DIRECTION — Below are some records; give them all again exactly, but not the pictures.
# # # # # # #
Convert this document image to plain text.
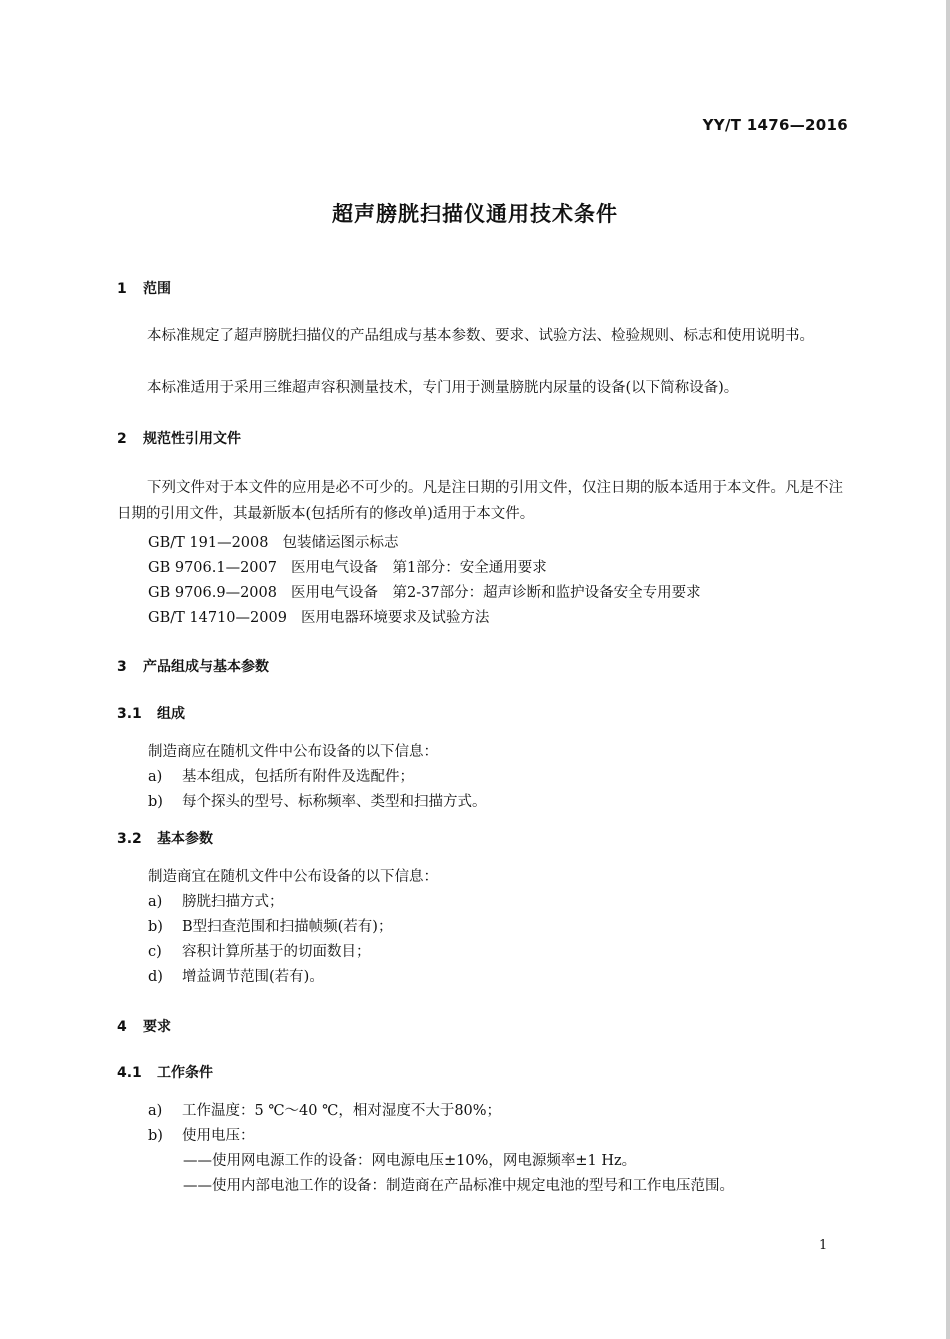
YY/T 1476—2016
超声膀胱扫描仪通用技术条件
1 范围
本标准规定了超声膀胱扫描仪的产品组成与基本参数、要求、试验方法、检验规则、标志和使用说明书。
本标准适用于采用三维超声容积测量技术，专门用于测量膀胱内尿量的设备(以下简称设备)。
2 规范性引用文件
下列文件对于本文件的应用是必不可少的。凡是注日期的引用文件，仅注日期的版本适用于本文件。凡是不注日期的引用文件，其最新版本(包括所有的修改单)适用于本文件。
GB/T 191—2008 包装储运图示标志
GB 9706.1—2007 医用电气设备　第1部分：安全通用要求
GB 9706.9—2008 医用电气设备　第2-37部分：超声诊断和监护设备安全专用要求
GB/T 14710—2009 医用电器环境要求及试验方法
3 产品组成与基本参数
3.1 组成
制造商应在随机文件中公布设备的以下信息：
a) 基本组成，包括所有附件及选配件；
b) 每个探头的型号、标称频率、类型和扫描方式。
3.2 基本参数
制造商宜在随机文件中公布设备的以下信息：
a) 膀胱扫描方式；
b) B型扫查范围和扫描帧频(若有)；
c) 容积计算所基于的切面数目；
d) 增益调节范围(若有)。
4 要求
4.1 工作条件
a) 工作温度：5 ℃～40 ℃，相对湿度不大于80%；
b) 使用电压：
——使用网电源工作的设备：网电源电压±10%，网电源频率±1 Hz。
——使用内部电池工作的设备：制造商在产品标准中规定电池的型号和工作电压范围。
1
# # # # # # #
FINISHED TASK —
Convert this document image to plain text.
YY/T 1476—2016
超声膀胱扫描仪通用技术条件
1 范围
本标准规定了超声膀胱扫描仪的产品组成与基本参数、要求、试验方法、检验规则、标志和使用说明书。
本标准适用于采用三维超声容积测量技术，专门用于测量膀胱内尿量的设备(以下简称设备)。
2 规范性引用文件
下列文件对于本文件的应用是必不可少的。凡是注日期的引用文件，仅注日期的版本适用于本文件。凡是不注日期的引用文件，其最新版本(包括所有的修改单)适用于本文件。
GB/T 191—2008 包装储运图示标志
GB 9706.1—2007 医用电气设备　第1部分：安全通用要求
GB 9706.9—2008 医用电气设备　第2-37部分：超声诊断和监护设备安全专用要求
GB/T 14710—2009 医用电器环境要求及试验方法
3 产品组成与基本参数
3.1 组成
制造商应在随机文件中公布设备的以下信息：
a) 基本组成，包括所有附件及选配件；
b) 每个探头的型号、标称频率、类型和扫描方式。
3.2 基本参数
制造商宜在随机文件中公布设备的以下信息：
a) 膀胱扫描方式；
b) B型扫查范围和扫描帧频(若有)；
c) 容积计算所基于的切面数目；
d) 增益调节范围(若有)。
4 要求
4.1 工作条件
a) 工作温度：5 ℃～40 ℃，相对湿度不大于80%；
b) 使用电压：
——使用网电源工作的设备：网电源电压±10%，网电源频率±1 Hz。
——使用内部电池工作的设备：制造商在产品标准中规定电池的型号和工作电压范围。
1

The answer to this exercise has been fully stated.